:: Records supplied

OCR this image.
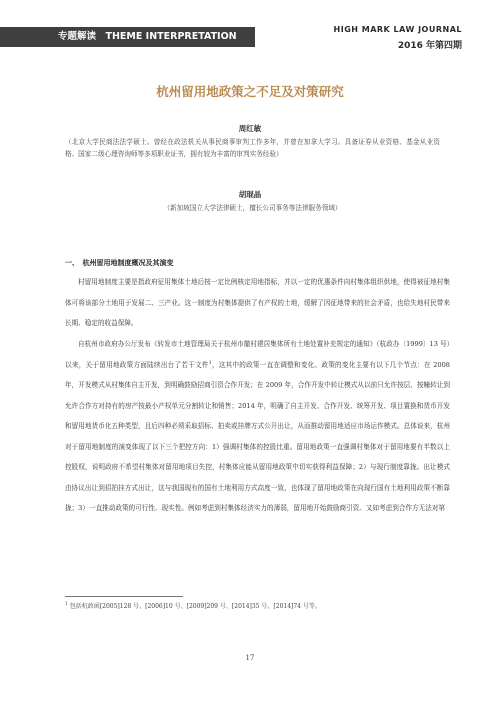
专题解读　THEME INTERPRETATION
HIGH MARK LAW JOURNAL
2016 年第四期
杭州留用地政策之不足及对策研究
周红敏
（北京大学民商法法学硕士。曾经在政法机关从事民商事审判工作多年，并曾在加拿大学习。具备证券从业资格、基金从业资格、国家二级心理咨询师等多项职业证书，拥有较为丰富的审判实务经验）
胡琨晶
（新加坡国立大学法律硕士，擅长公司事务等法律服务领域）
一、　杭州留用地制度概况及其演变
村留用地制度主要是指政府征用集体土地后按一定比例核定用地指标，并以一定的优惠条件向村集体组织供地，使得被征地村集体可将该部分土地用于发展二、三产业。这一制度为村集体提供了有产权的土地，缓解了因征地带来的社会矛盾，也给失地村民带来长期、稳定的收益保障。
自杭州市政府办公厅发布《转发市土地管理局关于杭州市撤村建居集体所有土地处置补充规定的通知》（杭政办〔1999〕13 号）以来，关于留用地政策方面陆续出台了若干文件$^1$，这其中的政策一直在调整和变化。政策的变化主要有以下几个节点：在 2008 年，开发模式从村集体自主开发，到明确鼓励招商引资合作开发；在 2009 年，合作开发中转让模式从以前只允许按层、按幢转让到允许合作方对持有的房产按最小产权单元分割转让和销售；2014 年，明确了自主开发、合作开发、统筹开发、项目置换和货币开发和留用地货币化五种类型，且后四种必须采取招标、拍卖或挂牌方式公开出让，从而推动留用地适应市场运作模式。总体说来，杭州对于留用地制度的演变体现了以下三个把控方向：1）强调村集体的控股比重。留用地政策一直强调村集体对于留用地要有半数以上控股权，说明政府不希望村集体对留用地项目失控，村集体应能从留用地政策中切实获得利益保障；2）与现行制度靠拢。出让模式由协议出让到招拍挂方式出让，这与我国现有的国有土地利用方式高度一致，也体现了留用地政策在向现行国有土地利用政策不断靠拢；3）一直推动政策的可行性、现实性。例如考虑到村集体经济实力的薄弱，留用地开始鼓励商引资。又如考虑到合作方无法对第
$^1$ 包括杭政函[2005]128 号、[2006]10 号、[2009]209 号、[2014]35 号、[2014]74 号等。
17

::::
:: Records supplied

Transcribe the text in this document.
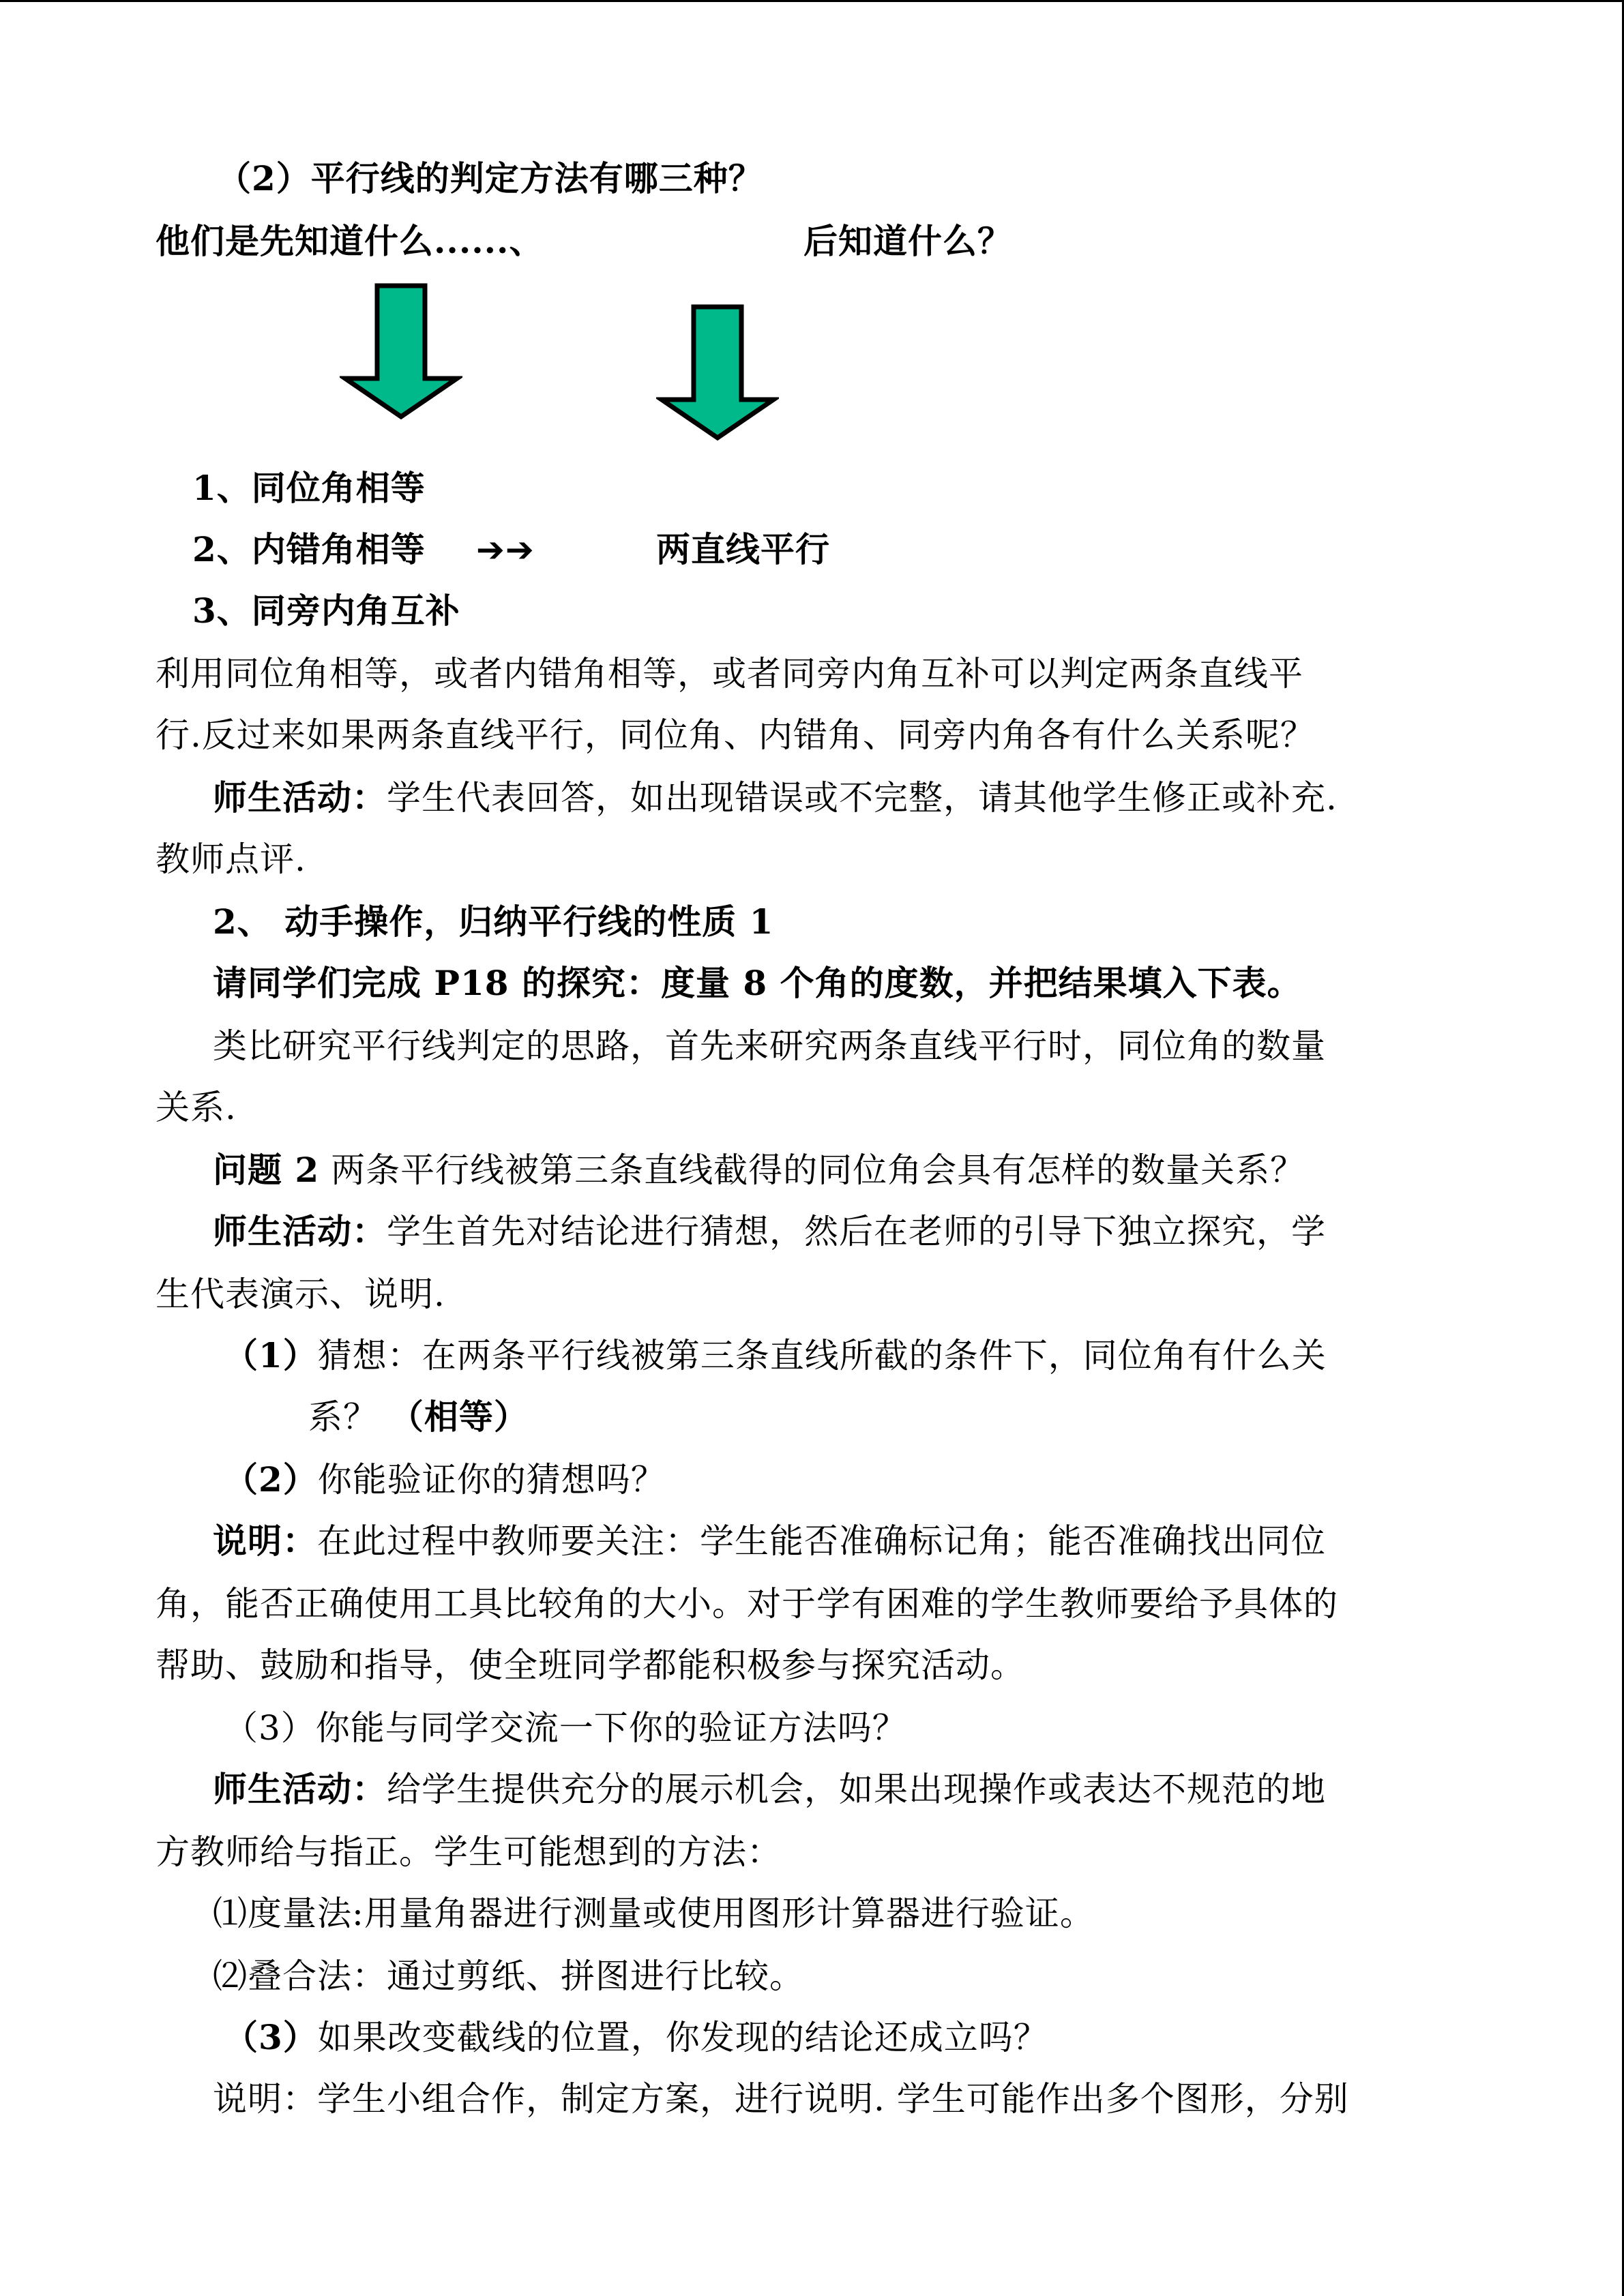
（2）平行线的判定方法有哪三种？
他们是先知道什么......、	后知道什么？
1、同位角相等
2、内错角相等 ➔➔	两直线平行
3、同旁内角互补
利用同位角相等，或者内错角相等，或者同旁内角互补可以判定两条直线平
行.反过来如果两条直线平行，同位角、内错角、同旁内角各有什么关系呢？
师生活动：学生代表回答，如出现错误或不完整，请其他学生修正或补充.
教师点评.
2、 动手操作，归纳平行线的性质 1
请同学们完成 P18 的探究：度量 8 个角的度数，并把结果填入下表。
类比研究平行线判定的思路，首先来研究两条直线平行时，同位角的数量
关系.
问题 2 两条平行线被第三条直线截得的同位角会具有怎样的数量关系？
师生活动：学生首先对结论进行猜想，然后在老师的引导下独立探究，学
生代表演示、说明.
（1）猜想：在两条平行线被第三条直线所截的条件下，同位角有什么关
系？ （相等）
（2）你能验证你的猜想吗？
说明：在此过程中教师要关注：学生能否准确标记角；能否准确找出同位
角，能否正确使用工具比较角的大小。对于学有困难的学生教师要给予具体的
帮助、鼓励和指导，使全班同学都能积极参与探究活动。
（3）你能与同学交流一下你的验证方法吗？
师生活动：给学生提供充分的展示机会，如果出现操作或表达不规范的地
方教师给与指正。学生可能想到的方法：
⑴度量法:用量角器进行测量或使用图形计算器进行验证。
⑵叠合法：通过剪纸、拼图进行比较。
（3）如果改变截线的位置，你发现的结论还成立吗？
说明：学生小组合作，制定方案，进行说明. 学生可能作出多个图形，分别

::::

## What you have to do:
Show every line from the listing above in which the string "师生活动" appears.

## Output of the exercise:
师生活动：学生代表回答，如出现错误或不完整，请其他学生修正或补充.
师生活动：学生首先对结论进行猜想，然后在老师的引导下独立探究，学
师生活动：给学生提供充分的展示机会，如果出现操作或表达不规范的地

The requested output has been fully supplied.